— Begin Input data —

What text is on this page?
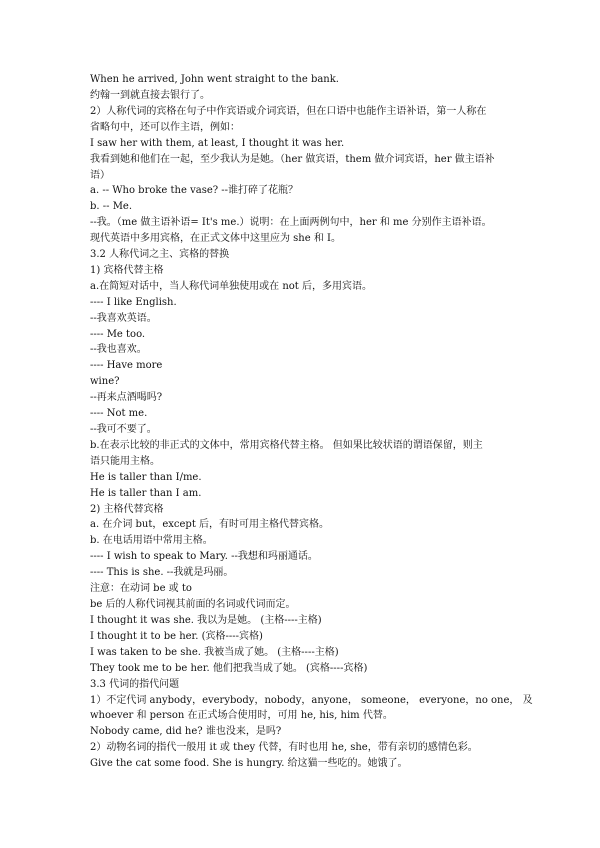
When he arrived, John went straight to the bank.
约翰一到就直接去银行了。
2）人称代词的宾格在句子中作宾语或介词宾语，但在口语中也能作主语补语，第一人称在
省略句中，还可以作主语，例如：
I saw her with them, at least, I thought it was her.
我看到她和他们在一起，至少我认为是她。（her 做宾语，them 做介词宾语，her 做主语补
语）
a. -- Who broke the vase? --谁打碎了花瓶？
b. -- Me.
--我。（me 做主语补语= It's me.）说明：在上面两例句中，her 和 me 分别作主语补语。
现代英语中多用宾格，在正式文体中这里应为 she 和 I。
3.2 人称代词之主、宾格的替换
1) 宾格代替主格
a.在简短对话中，当人称代词单独使用或在 not 后，多用宾语。
---- I like English.
--我喜欢英语。
---- Me too.
--我也喜欢。
---- Have more
wine?
--再来点酒喝吗?
---- Not me.
--我可不要了。
b.在表示比较的非正式的文体中，常用宾格代替主格。 但如果比较状语的谓语保留，则主
语只能用主格。
He is taller than I/me.
He is taller than I am.
2) 主格代替宾格
a. 在介词 but，except 后，有时可用主格代替宾格。
b. 在电话用语中常用主格。
---- I wish to speak to Mary. --我想和玛丽通话。
---- This is she. --我就是玛丽。
注意：在动词 be 或 to
be 后的人称代词视其前面的名词或代词而定。
I thought it was she. 我以为是她。 (主格----主格)
I thought it to be her. (宾格----宾格)
I was taken to be she. 我被当成了她。 (主格----主格)
They took me to be her. 他们把我当成了她。 (宾格----宾格)
3.3 代词的指代问题
1）不定代词 anybody，everybody，nobody，anyone， someone， everyone，no one， 及
whoever 和 person 在正式场合使用时，可用 he, his, him 代替。
Nobody came, did he? 谁也没来，是吗?
2）动物名词的指代一般用 it 或 they 代替，有时也用 he, she，带有亲切的感情色彩。
Give the cat some food. She is hungry. 给这猫一些吃的。她饿了。
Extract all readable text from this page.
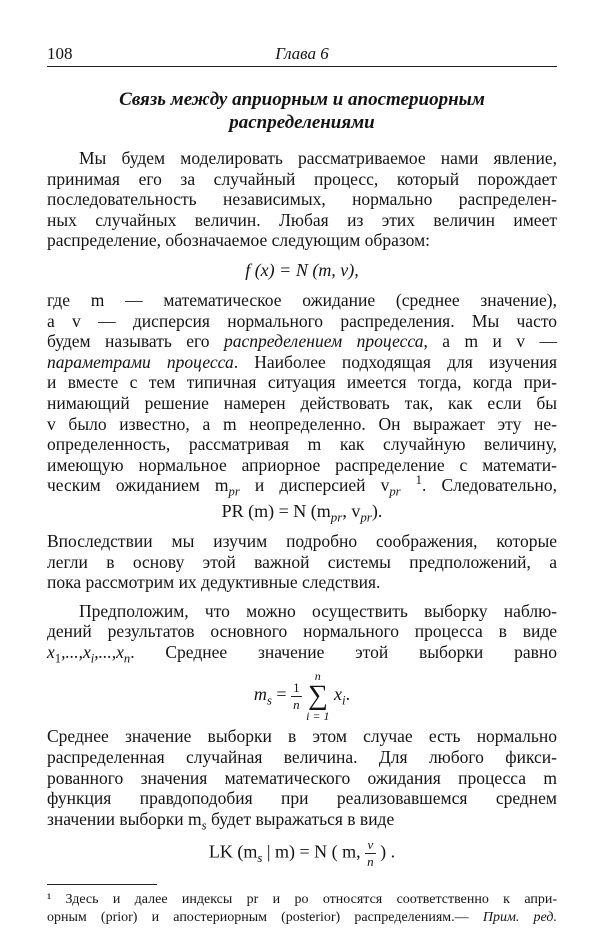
108	Глава 6
Связь между априорным и апостериорным
распределениями

Мы будем моделировать рассматриваемое нами явление,
принимая его за случайный процесс, который порождает
последовательность независимых, нормально распределен-
ных случайных величин. Любая из этих величин имеет
распределение, обозначаемое следующим образом:

f (x) = N (m, v),

где m — математическое ожидание (среднее значение),
а v — дисперсия нормального распределения. Мы часто
будем называть его распределением процесса, а m и v —
параметрами процесса. Наиболее подходящая для изучения
и вместе с тем типичная ситуация имеется тогда, когда при-
нимающий решение намерен действовать так, как если бы
v было известно, а m неопределенно. Он выражает эту не-
определенность, рассматривая m как случайную величину,
имеющую нормальное априорное распределение с математи-
ческим ожиданием $m_{pr}$ и дисперсией $v_{pr}$ $^1$. Следовательно,

PR (m) = N ($m_{pr}$, $v_{pr}$).

Впоследствии мы изучим подробно соображения, которые
легли в основу этой важной системы предположений, а
пока рассмотрим их дедуктивные следствия.

Предположим, что можно осуществить выборку наблю-
дений результатов основного нормального процесса в виде
$x_1,...,x_i,...,x_n$. Среднее значение этой выборки равно

$m_s = \frac{1}{n}$

n
∑
i = 1
$x_i$.

Среднее значение выборки в этом случае есть нормально
распределенная случайная величина. Для любого фикси-
рованного значения математического ожидания процесса m
функция правдоподобия при реализовавшемся среднем
значении выборки $m_s$ будет выражаться в виде

LK ($m_s$ | m) = N ( m, $\frac{v}{n}$ ) .
¹ Здесь и далее индексы pr и po относятся соответственно к апри-
орным (prior) и апостериорным (posterior) распределениям.— Прим. ред.
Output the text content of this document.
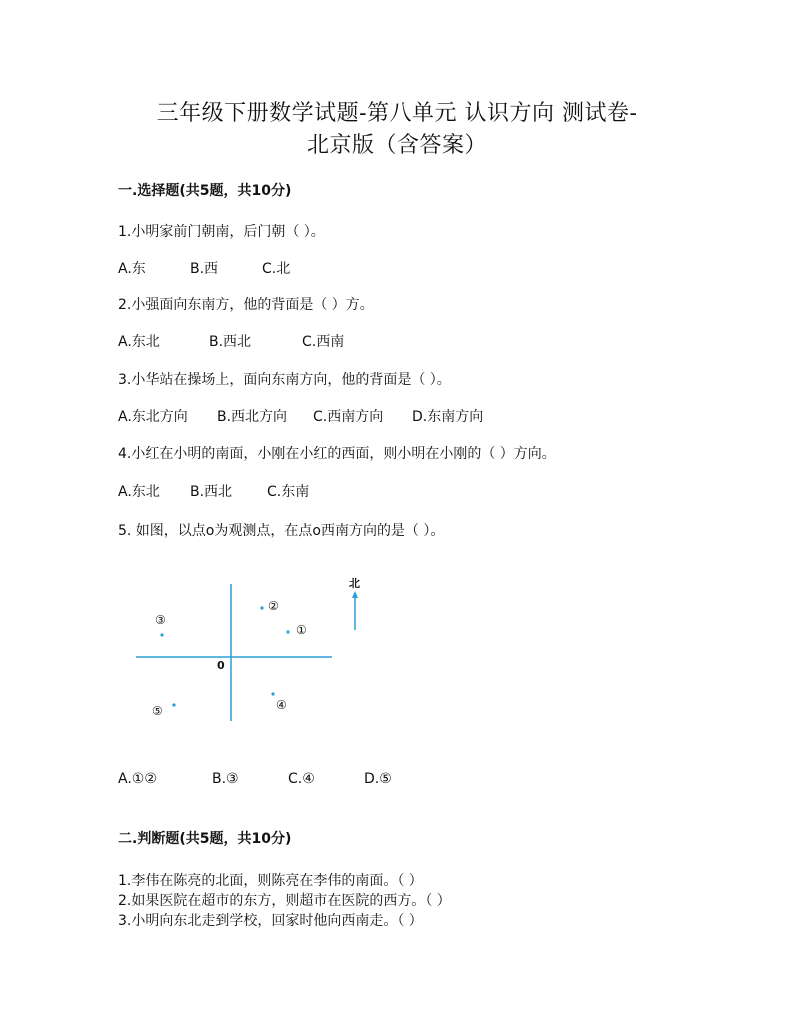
三年级下册数学试题-第八单元 认识方向 测试卷-
北京版（含答案）
一.选择题(共5题，共10分)
1.小明家前门朝南，后门朝（ ）。
A.东	B.西	C.北
2.小强面向东南方，他的背面是（ ）方。
A.东北	B.西北	C.西南
3.小华站在操场上，面向东南方向，他的背面是（ ）。
A.东北方向 B.西北方向 C.西南方向 D.东南方向
4.小红在小明的南面，小刚在小红的西面，则小明在小刚的（ ）方向。
A.东北 B.西北 C.东南
5. 如图，以点o为观测点，在点o西南方向的是（ ）。
0
北
①
②
③
④
⑤
A.①②	B.③	C.④	D.⑤
二.判断题(共5题，共10分)
1.李伟在陈亮的北面，则陈亮在李伟的南面。（ ）
2.如果医院在超市的东方，则超市在医院的西方。（ ）
3.小明向东北走到学校，回家时他向西南走。（ ）
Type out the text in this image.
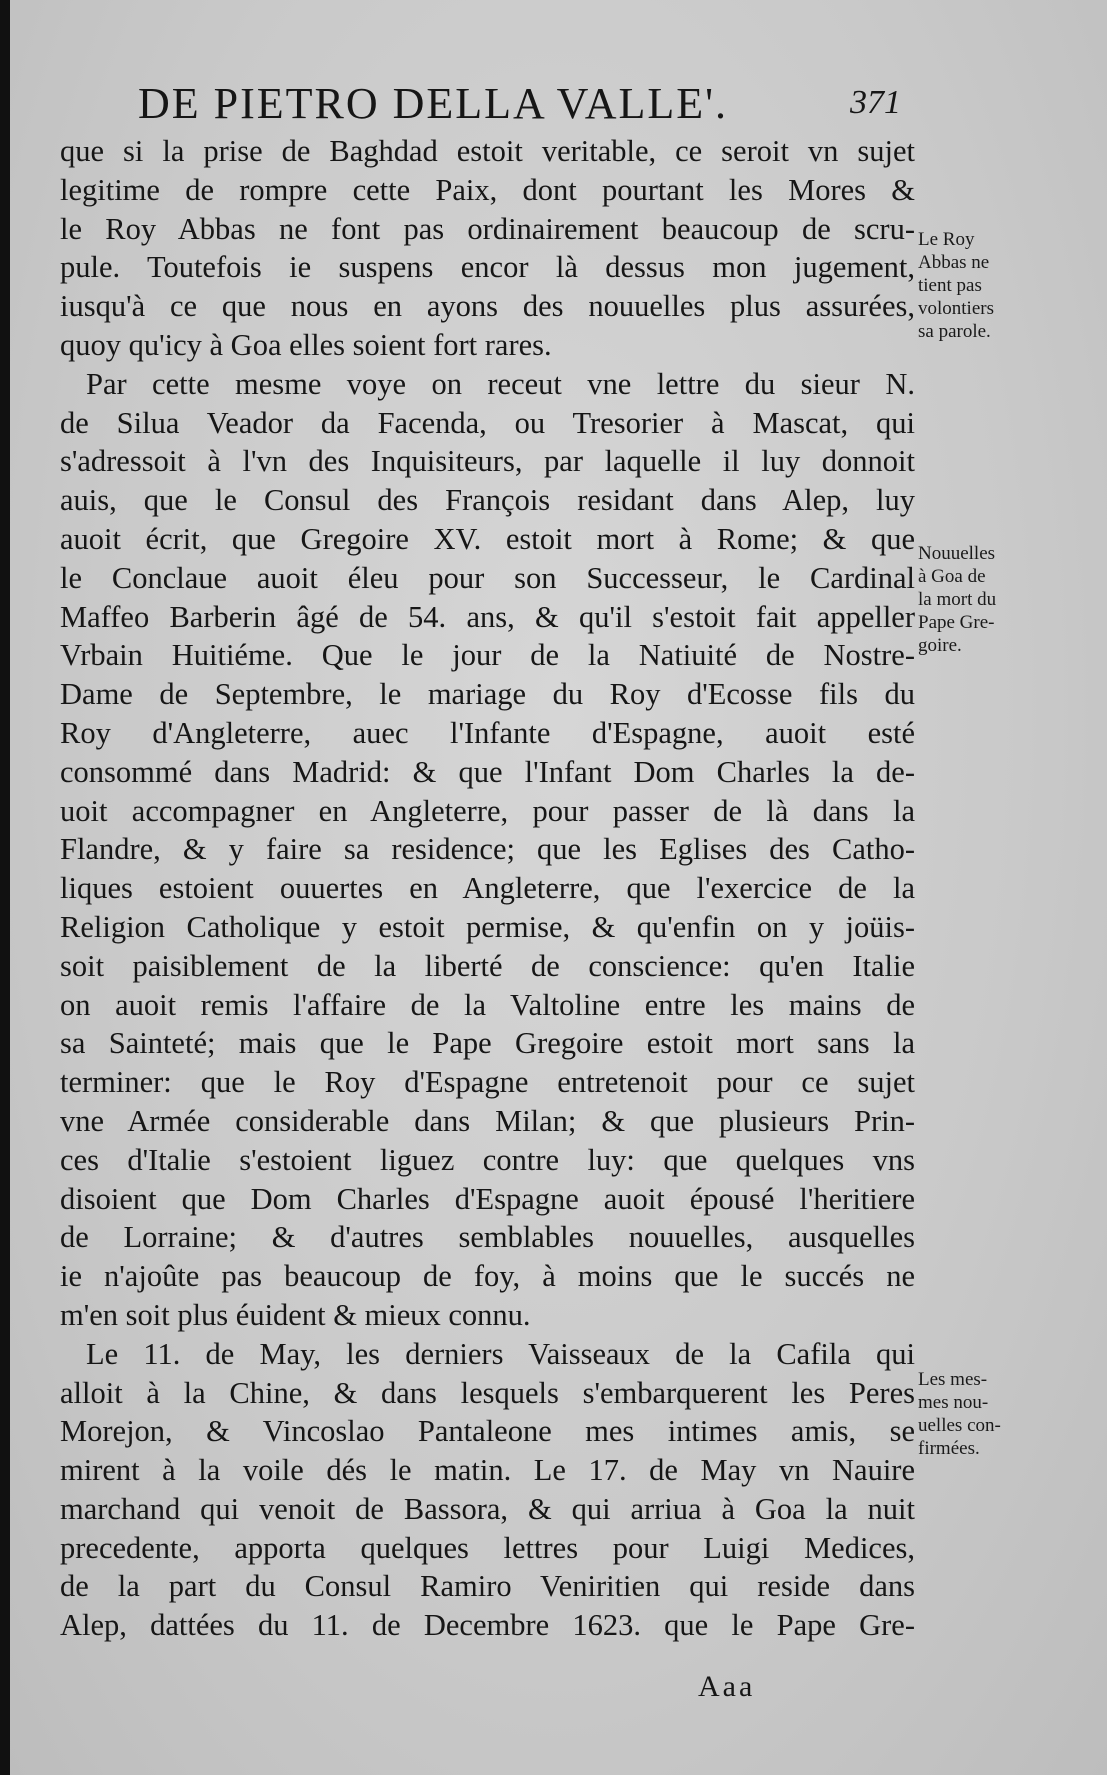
DE PIETRO DELLA VALLE'.	371
que si la prise de Baghdad estoit veritable, ce seroit vn sujet
legitime de rompre cette Paix, dont pourtant les Mores &
le Roy Abbas ne font pas ordinairement beaucoup de scru-
pule. Toutefois ie suspens encor là dessus mon jugement,
iusqu'à ce que nous en ayons des nouuelles plus assurées,
quoy qu'icy à Goa elles soient fort rares.
Par cette mesme voye on receut vne lettre du sieur N.
de Silua Veador da Facenda, ou Tresorier à Mascat, qui
s'adressoit à l'vn des Inquisiteurs, par laquelle il luy donnoit
auis, que le Consul des François residant dans Alep, luy
auoit écrit, que Gregoire XV. estoit mort à Rome; & que
le Conclaue auoit éleu pour son Successeur, le Cardinal
Maffeo Barberin âgé de 54. ans, & qu'il s'estoit fait appeller
Vrbain Huitiéme. Que le jour de la Natiuité de Nostre-
Dame de Septembre, le mariage du Roy d'Ecosse fils du
Roy d'Angleterre, auec l'Infante d'Espagne, auoit esté
consommé dans Madrid: & que l'Infant Dom Charles la de-
uoit accompagner en Angleterre, pour passer de là dans la
Flandre, & y faire sa residence; que les Eglises des Catho-
liques estoient ouuertes en Angleterre, que l'exercice de la
Religion Catholique y estoit permise, & qu'enfin on y joüis-
soit paisiblement de la liberté de conscience: qu'en Italie
on auoit remis l'affaire de la Valtoline entre les mains de
sa Sainteté; mais que le Pape Gregoire estoit mort sans la
terminer: que le Roy d'Espagne entretenoit pour ce sujet
vne Armée considerable dans Milan; & que plusieurs Prin-
ces d'Italie s'estoient liguez contre luy: que quelques vns
disoient que Dom Charles d'Espagne auoit épousé l'heritiere
de Lorraine; & d'autres semblables nouuelles, ausquelles
ie n'ajoûte pas beaucoup de foy, à moins que le succés ne
m'en soit plus éuident & mieux connu.
Le 11. de May, les derniers Vaisseaux de la Cafila qui
alloit à la Chine, & dans lesquels s'embarquerent les Peres
Morejon, & Vincoslao Pantaleone mes intimes amis, se
mirent à la voile dés le matin. Le 17. de May vn Nauire
marchand qui venoit de Bassora, & qui arriua à Goa la nuit
precedente, apporta quelques lettres pour Luigi Medices,
de la part du Consul Ramiro Veniritien qui reside dans
Alep, dattées du 11. de Decembre 1623. que le Pape Gre-
Le Roy
Abbas ne
tient pas
volontiers
sa parole.
Nouuelles
à Goa de
la mort du
Pape Gre-
goire.
Les mes-
mes nou-
uelles con-
firmées.
Aaa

— End Input data —

> [What to do] Reproduce the whole listing exactly, but not the images in it.

> [Complete output]
What text is on this page?
When he arrived, John went straight to the bank.
约翰一到就直接去银行了。
2）人称代词的宾格在句子中作宾语或介词宾语，但在口语中也能作主语补语，第一人称在
省略句中，还可以作主语，例如：
I saw her with them, at least, I thought it was her.
我看到她和他们在一起，至少我认为是她。（her 做宾语，them 做介词宾语，her 做主语补
语）
a. -- Who broke the vase? --谁打碎了花瓶？
b. -- Me.
--我。（me 做主语补语= It's me.）说明：在上面两例句中，her 和 me 分别作主语补语。
现代英语中多用宾格，在正式文体中这里应为 she 和 I。
3.2 人称代词之主、宾格的替换
1) 宾格代替主格
a.在简短对话中，当人称代词单独使用或在 not 后，多用宾语。
---- I like English.
--我喜欢英语。
---- Me too.
--我也喜欢。
---- Have more
wine?
--再来点酒喝吗?
---- Not me.
--我可不要了。
b.在表示比较的非正式的文体中，常用宾格代替主格。 但如果比较状语的谓语保留，则主
语只能用主格。
He is taller than I/me.
He is taller than I am.
2) 主格代替宾格
a. 在介词 but，except 后，有时可用主格代替宾格。
b. 在电话用语中常用主格。
---- I wish to speak to Mary. --我想和玛丽通话。
---- This is she. --我就是玛丽。
注意：在动词 be 或 to
be 后的人称代词视其前面的名词或代词而定。
I thought it was she. 我以为是她。 (主格----主格)
I thought it to be her. (宾格----宾格)
I was taken to be she. 我被当成了她。 (主格----主格)
They took me to be her. 他们把我当成了她。 (宾格----宾格)
3.3 代词的指代问题
1）不定代词 anybody，everybody，nobody，anyone， someone， everyone，no one， 及
whoever 和 person 在正式场合使用时，可用 he, his, him 代替。
Nobody came, did he? 谁也没来，是吗?
2）动物名词的指代一般用 it 或 they 代替，有时也用 he, she，带有亲切的感情色彩。
Give the cat some food. She is hungry. 给这猫一些吃的。她饿了。
Extract all readable text from this page.
108	Глава 6
Связь между априорным и апостериорным
распределениями

Мы будем моделировать рассматриваемое нами явление,
принимая его за случайный процесс, который порождает
последовательность независимых, нормально распределен-
ных случайных величин. Любая из этих величин имеет
распределение, обозначаемое следующим образом:

f (x) = N (m, v),

где m — математическое ожидание (среднее значение),
а v — дисперсия нормального распределения. Мы часто
будем называть его распределением процесса, а m и v —
параметрами процесса. Наиболее подходящая для изучения
и вместе с тем типичная ситуация имеется тогда, когда при-
нимающий решение намерен действовать так, как если бы
v было известно, а m неопределенно. Он выражает эту не-
определенность, рассматривая m как случайную величину,
имеющую нормальное априорное распределение с математи-
ческим ожиданием $m_{pr}$ и дисперсией $v_{pr}$ $^1$. Следовательно,

PR (m) = N ($m_{pr}$, $v_{pr}$).

Впоследствии мы изучим подробно соображения, которые
легли в основу этой важной системы предположений, а
пока рассмотрим их дедуктивные следствия.

Предположим, что можно осуществить выборку наблю-
дений результатов основного нормального процесса в виде
$x_1,...,x_i,...,x_n$. Среднее значение этой выборки равно

$m_s = \frac{1}{n}$

n
∑
i = 1
$x_i$.

Среднее значение выборки в этом случае есть нормально
распределенная случайная величина. Для любого фикси-
рованного значения математического ожидания процесса m
функция правдоподобия при реализовавшемся среднем
значении выборки $m_s$ будет выражаться в виде

LK ($m_s$ | m) = N ( m, $\frac{v}{n}$ ) .
¹ Здесь и далее индексы pr и po относятся соответственно к апри-
орным (prior) и апостериорным (posterior) распределениям.— Прим. ред.
Output the text content of this document.
三年级下册数学试题-第八单元 认识方向 测试卷-
北京版（含答案）
一.选择题(共5题，共10分)
1.小明家前门朝南，后门朝（ ）。
A.东	B.西	C.北
2.小强面向东南方，他的背面是（ ）方。
A.东北	B.西北	C.西南
3.小华站在操场上，面向东南方向，他的背面是（ ）。
A.东北方向 B.西北方向 C.西南方向 D.东南方向
4.小红在小明的南面，小刚在小红的西面，则小明在小刚的（ ）方向。
A.东北 B.西北 C.东南
5. 如图，以点o为观测点，在点o西南方向的是（ ）。
0
北
①
②
③
④
⑤
A.①②	B.③	C.④	D.⑤
二.判断题(共5题，共10分)
1.李伟在陈亮的北面，则陈亮在李伟的南面。（ ）
2.如果医院在超市的东方，则超市在医院的西方。（ ）
3.小明向东北走到学校，回家时他向西南走。（ ）
Type out the text in this image.
DE PIETRO DELLA VALLE'.	371
que si la prise de Baghdad estoit veritable, ce seroit vn sujet
legitime de rompre cette Paix, dont pourtant les Mores &
le Roy Abbas ne font pas ordinairement beaucoup de scru-
pule. Toutefois ie suspens encor là dessus mon jugement,
iusqu'à ce que nous en ayons des nouuelles plus assurées,
quoy qu'icy à Goa elles soient fort rares.
Par cette mesme voye on receut vne lettre du sieur N.
de Silua Veador da Facenda, ou Tresorier à Mascat, qui
s'adressoit à l'vn des Inquisiteurs, par laquelle il luy donnoit
auis, que le Consul des François residant dans Alep, luy
auoit écrit, que Gregoire XV. estoit mort à Rome; & que
le Conclaue auoit éleu pour son Successeur, le Cardinal
Maffeo Barberin âgé de 54. ans, & qu'il s'estoit fait appeller
Vrbain Huitiéme. Que le jour de la Natiuité de Nostre-
Dame de Septembre, le mariage du Roy d'Ecosse fils du
Roy d'Angleterre, auec l'Infante d'Espagne, auoit esté
consommé dans Madrid: & que l'Infant Dom Charles la de-
uoit accompagner en Angleterre, pour passer de là dans la
Flandre, & y faire sa residence; que les Eglises des Catho-
liques estoient ouuertes en Angleterre, que l'exercice de la
Religion Catholique y estoit permise, & qu'enfin on y joüis-
soit paisiblement de la liberté de conscience: qu'en Italie
on auoit remis l'affaire de la Valtoline entre les mains de
sa Sainteté; mais que le Pape Gregoire estoit mort sans la
terminer: que le Roy d'Espagne entretenoit pour ce sujet
vne Armée considerable dans Milan; & que plusieurs Prin-
ces d'Italie s'estoient liguez contre luy: que quelques vns
disoient que Dom Charles d'Espagne auoit épousé l'heritiere
de Lorraine; & d'autres semblables nouuelles, ausquelles
ie n'ajoûte pas beaucoup de foy, à moins que le succés ne
m'en soit plus éuident & mieux connu.
Le 11. de May, les derniers Vaisseaux de la Cafila qui
alloit à la Chine, & dans lesquels s'embarquerent les Peres
Morejon, & Vincoslao Pantaleone mes intimes amis, se
mirent à la voile dés le matin. Le 17. de May vn Nauire
marchand qui venoit de Bassora, & qui arriua à Goa la nuit
precedente, apporta quelques lettres pour Luigi Medices,
de la part du Consul Ramiro Veniritien qui reside dans
Alep, dattées du 11. de Decembre 1623. que le Pape Gre-
Le Roy
Abbas ne
tient pas
volontiers
sa parole.
Nouuelles
à Goa de
la mort du
Pape Gre-
goire.
Les mes-
mes nou-
uelles con-
firmées.
Aaa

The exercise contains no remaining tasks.